══ Text section

Noted journalist Gay Talese shocked the literary world when he published a personal narrative in "The New Yorker" last year, describing his knowledge and involvement in the Manor House Motel. What was the big secret? Gerald Foos, the hotel's owner, had outfitted more than a dozen rooms with fake ceiling vents so that he could watch guests have sex from above. Foos ushered the best looking people into the special rooms and took copious notes on their couplings for decades. He also claimed to have witnessed a murder, which he never reported to the police. The hotel was demolished in 2014.
Most kids know the poem: "Lizzie Borden took an ax/ and gave her mother 40 whacks/ when she saw what she had done/ she gave her father 41." The disturbing rhyme actually depicts the (mostly) true murder of Andrew Borden and his wife, Abby, in 1892. The couple were gruesomely slaughtered in their home by a blunt object and police eventually arrested Andrew's daughter, Lizzie, who inherited the family fortune. She was later acquitted due to lack of physical evidence, and the murders remain an unsolved mystery. But America (and maybe the ghosts of the Bordens) has not forgotten what happened that day. The house is now Lizzie Borden Bed & Breakfast, and brave (or maybe insane) guests can recreate the entire last day the Bordens had on earth, starting with the exact breakfast they ate and ending with a night in their bedroom. If you're too scared to spend the night (past guests have reported everything from footsteps to visions), the hotel provides an online ghost cam.

════
══ Records supplied

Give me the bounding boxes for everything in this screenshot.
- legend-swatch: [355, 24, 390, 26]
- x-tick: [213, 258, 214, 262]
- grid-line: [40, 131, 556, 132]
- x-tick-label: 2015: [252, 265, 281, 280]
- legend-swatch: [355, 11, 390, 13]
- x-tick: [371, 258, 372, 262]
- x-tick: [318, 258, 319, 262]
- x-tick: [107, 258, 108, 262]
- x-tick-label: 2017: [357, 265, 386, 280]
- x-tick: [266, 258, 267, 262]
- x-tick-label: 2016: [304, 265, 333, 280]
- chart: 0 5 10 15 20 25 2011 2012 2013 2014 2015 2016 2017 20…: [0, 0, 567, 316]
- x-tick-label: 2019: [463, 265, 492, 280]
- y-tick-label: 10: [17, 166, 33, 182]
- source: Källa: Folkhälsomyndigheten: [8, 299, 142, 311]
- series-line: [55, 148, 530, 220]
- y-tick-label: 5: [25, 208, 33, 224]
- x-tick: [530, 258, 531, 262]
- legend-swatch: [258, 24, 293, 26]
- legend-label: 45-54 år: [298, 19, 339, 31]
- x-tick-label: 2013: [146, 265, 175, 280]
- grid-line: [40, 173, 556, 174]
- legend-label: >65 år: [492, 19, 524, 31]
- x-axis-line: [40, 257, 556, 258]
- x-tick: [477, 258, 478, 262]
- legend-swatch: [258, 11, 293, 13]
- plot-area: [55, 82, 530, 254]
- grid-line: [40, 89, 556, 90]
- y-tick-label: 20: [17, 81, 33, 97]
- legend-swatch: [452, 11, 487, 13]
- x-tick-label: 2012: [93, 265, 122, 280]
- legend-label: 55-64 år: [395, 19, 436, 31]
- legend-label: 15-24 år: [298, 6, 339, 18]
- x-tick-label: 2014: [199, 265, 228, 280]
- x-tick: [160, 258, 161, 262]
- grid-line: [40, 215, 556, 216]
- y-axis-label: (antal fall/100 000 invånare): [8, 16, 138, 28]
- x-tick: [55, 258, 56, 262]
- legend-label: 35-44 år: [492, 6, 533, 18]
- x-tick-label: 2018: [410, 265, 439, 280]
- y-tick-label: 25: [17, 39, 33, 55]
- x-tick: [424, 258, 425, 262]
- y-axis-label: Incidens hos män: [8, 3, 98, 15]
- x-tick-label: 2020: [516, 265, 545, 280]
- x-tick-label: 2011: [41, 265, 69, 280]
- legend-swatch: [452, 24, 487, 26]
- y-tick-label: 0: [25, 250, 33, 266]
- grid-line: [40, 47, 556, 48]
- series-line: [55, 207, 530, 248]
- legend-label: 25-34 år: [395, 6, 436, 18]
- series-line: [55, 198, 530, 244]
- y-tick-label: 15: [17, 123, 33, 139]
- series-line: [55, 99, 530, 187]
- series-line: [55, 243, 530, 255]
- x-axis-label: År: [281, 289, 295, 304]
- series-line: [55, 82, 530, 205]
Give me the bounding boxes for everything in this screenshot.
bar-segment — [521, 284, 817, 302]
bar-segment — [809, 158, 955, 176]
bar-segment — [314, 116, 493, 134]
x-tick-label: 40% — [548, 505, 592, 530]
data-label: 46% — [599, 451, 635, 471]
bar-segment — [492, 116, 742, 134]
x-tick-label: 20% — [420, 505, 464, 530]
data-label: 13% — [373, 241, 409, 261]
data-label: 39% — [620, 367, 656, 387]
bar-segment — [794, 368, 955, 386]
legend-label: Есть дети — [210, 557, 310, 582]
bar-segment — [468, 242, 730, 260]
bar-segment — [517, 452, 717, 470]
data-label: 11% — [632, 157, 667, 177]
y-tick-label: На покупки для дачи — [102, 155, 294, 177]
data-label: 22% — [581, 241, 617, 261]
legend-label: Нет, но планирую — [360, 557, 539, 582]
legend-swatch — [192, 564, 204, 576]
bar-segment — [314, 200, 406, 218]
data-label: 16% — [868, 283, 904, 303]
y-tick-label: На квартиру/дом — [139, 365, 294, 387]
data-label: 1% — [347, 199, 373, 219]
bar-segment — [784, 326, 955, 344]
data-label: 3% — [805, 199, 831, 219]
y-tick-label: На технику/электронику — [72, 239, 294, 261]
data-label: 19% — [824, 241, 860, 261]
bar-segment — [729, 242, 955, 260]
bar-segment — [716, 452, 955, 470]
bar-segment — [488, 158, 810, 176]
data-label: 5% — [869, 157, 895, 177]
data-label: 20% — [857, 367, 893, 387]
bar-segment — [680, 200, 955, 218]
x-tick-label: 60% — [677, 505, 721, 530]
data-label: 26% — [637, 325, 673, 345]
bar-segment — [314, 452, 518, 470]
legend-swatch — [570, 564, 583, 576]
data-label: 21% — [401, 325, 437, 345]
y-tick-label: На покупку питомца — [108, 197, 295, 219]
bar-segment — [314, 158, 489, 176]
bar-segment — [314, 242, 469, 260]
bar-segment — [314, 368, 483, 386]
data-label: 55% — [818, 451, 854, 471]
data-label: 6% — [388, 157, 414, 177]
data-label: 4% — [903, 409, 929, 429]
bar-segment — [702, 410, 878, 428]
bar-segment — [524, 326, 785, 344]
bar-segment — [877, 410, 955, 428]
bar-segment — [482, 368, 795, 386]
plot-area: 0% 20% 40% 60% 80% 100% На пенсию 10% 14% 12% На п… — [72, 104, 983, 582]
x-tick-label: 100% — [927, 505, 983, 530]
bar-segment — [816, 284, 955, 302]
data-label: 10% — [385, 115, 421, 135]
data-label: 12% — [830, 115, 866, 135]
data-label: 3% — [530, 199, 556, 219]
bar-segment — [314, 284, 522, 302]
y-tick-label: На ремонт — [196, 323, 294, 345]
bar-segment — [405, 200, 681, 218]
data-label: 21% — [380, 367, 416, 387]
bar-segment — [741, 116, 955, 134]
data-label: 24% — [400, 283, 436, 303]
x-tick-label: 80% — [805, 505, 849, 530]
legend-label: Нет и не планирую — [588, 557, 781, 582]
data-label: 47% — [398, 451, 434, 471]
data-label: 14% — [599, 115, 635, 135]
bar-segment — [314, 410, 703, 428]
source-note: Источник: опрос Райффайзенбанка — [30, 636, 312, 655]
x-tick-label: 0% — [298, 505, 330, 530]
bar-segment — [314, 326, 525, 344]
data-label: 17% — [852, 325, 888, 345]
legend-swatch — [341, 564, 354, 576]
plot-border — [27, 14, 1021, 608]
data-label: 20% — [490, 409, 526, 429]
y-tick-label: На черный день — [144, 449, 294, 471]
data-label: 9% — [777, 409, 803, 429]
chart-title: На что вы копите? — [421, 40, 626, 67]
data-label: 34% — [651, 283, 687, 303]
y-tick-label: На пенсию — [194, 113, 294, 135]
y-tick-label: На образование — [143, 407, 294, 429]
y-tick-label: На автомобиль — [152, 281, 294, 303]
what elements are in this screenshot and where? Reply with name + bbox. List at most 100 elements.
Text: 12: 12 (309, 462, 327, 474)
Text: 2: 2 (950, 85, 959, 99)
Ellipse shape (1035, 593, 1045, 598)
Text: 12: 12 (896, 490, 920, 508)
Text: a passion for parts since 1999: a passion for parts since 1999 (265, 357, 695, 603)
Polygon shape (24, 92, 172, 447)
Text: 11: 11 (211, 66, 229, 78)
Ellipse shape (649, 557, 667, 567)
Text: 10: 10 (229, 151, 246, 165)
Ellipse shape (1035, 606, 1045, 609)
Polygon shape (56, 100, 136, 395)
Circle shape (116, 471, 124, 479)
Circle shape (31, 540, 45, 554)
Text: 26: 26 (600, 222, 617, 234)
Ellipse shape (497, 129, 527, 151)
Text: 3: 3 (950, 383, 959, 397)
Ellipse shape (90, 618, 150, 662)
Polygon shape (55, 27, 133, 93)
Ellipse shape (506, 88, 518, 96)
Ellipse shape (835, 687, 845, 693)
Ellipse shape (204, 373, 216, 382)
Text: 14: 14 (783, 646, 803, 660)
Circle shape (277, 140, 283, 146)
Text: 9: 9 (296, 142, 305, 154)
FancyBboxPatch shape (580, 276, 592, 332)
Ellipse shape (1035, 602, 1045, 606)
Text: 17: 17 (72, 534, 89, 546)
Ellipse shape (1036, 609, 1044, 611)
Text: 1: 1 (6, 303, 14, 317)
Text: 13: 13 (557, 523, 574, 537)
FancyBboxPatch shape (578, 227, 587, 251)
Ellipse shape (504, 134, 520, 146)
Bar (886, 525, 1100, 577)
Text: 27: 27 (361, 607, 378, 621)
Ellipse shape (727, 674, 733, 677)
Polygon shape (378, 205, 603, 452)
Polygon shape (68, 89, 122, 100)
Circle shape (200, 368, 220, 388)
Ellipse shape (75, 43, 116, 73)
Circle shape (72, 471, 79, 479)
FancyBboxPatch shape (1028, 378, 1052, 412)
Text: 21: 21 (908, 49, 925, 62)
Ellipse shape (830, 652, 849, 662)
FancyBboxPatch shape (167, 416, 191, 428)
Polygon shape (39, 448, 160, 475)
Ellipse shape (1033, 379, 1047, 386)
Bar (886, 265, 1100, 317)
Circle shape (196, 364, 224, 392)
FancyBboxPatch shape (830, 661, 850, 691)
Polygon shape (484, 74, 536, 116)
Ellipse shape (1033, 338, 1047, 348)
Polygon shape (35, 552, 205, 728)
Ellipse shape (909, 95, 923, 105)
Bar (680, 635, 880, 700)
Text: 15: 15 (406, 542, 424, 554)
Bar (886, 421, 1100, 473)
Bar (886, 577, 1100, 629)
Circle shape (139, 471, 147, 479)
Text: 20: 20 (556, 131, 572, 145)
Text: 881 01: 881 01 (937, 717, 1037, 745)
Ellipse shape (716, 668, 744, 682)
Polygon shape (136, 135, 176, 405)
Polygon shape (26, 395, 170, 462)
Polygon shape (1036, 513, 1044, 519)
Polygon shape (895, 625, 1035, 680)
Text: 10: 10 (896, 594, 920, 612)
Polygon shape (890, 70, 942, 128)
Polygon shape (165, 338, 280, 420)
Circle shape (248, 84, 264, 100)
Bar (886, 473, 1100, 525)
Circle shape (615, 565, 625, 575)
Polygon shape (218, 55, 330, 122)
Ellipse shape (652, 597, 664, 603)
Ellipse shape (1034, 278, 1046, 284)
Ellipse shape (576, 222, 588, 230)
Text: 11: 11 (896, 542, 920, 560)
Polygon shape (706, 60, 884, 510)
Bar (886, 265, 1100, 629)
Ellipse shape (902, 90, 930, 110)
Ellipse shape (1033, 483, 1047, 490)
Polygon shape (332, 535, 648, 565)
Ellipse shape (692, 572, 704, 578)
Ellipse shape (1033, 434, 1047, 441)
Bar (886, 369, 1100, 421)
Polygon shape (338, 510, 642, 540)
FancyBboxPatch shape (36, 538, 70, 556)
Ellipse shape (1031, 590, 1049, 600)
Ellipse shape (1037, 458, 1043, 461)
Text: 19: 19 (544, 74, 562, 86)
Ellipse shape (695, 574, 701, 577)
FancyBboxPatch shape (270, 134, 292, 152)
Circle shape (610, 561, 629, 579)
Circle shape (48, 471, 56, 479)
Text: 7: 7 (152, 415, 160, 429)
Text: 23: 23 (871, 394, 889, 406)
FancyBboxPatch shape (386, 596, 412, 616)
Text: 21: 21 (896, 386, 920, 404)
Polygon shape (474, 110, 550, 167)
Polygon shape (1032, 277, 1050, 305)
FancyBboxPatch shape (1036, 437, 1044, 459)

════

# [Complete the following]
**1.** According to the hotel passage, why was Lizzie Borden acquitted? Answer in one to three sentences.
**2.** In what year was the Manor House Motel demolished, according to the hotel passage?
**3.** Pick up the hotel passage after its last sentence and write the next part.

# [Set of answers]
**1.** Lizzie Borden was acquitted because there was a lack of physical evidence. As a result, the murders of Andrew and Abby Borden remain unsolved.

**2.** It was demolished in 2014.

**3.**
The historic Hotel Provincial sits two blocks east of New Orleans's notorious Bourbon Street, on the site of a former Civil War army hospital. Today, a group of charming buildings is filled with antique furnishings, period accents, and (reportedly) disappearing pools of blood. Guests have reported hair-raising sightings of Confederate soldiers and bloody bed sheets. Feelings of being watched and disturbance with electronics are also common occurrences. The hotel is part of many haunted New Orleans ghost tours.
Whether you want to call it a hotel, commune, apartment building, or squat house, the Chelsea Hotel has certainly sheltered more than the usual share of artists, bohemians, writers, families, and tourists since it was built in 1883. The 12-story Queen Anne Revival building has experienced financial problems since it opened, and supposedly some of its guests have checked in and never checked out. Most notoriously, punk rocker Sid Vicious was accused of stabbing his girlfriend, Nancy Spungen, to death in room 100 in 1978 (likely in an argument over drugs). Sid died of a heroin overdose before standing trial. Chelsea Hotel residents claim to see his ghost in the elevator and hovering around room 100. Today, the historic hotel is closed to overnight guests, and houses long-term residents only.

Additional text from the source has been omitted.